Element boundary records:
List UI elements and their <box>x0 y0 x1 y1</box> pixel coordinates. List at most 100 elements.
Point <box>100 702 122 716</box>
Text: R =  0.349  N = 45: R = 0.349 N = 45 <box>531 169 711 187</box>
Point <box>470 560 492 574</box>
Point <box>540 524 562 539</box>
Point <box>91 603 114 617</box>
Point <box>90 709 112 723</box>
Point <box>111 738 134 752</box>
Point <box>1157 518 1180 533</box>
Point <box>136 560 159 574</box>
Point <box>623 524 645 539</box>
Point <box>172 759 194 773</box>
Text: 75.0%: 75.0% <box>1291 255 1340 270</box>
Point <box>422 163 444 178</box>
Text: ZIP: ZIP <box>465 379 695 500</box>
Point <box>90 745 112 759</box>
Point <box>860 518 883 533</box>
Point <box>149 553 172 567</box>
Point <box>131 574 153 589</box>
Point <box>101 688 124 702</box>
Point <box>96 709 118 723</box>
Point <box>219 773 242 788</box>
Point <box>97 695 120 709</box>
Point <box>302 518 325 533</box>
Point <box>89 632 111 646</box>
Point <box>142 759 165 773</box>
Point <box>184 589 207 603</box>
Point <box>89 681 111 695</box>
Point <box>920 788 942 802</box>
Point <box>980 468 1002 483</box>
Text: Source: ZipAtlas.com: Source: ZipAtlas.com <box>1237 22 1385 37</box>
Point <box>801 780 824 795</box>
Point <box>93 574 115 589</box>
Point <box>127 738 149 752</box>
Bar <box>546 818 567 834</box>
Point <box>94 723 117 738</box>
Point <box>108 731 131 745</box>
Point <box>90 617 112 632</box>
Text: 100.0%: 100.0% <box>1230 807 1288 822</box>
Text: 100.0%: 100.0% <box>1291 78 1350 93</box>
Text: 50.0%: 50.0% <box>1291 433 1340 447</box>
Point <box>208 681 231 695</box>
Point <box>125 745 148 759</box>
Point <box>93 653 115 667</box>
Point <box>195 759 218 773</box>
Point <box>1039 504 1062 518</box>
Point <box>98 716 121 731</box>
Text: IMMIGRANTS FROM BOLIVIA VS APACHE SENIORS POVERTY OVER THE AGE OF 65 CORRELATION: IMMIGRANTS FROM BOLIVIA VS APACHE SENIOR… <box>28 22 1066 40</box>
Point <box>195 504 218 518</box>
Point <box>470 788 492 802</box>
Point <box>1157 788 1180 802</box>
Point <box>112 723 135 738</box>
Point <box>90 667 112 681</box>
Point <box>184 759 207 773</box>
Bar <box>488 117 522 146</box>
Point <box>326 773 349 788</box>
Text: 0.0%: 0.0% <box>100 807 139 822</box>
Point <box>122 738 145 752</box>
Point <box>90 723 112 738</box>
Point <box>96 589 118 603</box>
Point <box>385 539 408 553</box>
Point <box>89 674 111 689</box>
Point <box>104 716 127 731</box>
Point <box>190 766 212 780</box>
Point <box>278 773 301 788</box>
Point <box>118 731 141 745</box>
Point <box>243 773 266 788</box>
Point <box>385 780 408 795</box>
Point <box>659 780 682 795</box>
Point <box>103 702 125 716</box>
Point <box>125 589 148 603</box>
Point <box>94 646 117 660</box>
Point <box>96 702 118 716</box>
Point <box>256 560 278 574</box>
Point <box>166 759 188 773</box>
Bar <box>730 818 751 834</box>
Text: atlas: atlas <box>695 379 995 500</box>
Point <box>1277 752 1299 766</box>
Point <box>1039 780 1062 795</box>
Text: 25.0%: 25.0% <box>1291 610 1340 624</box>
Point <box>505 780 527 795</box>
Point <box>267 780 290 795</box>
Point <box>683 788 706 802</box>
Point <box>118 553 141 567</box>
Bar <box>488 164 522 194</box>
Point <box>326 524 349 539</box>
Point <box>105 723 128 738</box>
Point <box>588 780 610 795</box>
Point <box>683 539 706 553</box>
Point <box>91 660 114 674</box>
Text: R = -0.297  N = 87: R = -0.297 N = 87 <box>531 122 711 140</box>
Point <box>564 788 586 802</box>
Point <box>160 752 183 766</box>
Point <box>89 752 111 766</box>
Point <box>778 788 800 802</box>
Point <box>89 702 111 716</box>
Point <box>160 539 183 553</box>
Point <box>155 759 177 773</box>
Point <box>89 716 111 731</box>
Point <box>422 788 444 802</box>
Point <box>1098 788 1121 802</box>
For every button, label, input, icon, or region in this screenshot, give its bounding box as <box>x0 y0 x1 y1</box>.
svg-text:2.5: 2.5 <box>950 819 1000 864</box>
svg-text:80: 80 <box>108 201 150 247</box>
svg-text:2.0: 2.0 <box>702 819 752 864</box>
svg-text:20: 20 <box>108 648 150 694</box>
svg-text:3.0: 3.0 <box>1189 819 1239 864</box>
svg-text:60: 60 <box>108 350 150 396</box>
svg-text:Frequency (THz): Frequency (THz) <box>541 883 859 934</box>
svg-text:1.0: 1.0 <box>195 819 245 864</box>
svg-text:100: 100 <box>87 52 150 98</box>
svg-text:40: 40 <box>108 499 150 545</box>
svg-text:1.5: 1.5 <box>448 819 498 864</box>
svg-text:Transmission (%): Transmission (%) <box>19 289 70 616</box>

## [TO BE DONE]
Please repeat, word for word, everything in the listing from its first line down to and including the line containing "Bar <box>546 818 567 834</box>".

## [THE SOLUTION]
List UI elements and their <box>x0 y0 x1 y1</box> pixel coordinates. List at most 100 elements.
Point <box>100 702 122 716</box>
Text: R =  0.349  N = 45: R = 0.349 N = 45 <box>531 169 711 187</box>
Point <box>470 560 492 574</box>
Point <box>540 524 562 539</box>
Point <box>91 603 114 617</box>
Point <box>90 709 112 723</box>
Point <box>111 738 134 752</box>
Point <box>1157 518 1180 533</box>
Point <box>136 560 159 574</box>
Point <box>623 524 645 539</box>
Point <box>172 759 194 773</box>
Text: 75.0%: 75.0% <box>1291 255 1340 270</box>
Point <box>422 163 444 178</box>
Text: ZIP: ZIP <box>465 379 695 500</box>
Point <box>90 745 112 759</box>
Point <box>860 518 883 533</box>
Point <box>149 553 172 567</box>
Point <box>131 574 153 589</box>
Point <box>101 688 124 702</box>
Point <box>96 709 118 723</box>
Point <box>219 773 242 788</box>
Point <box>97 695 120 709</box>
Point <box>302 518 325 533</box>
Point <box>89 632 111 646</box>
Point <box>142 759 165 773</box>
Point <box>184 589 207 603</box>
Point <box>89 681 111 695</box>
Point <box>920 788 942 802</box>
Point <box>980 468 1002 483</box>
Text: Source: ZipAtlas.com: Source: ZipAtlas.com <box>1237 22 1385 37</box>
Point <box>801 780 824 795</box>
Point <box>93 574 115 589</box>
Point <box>127 738 149 752</box>
Bar <box>546 818 567 834</box>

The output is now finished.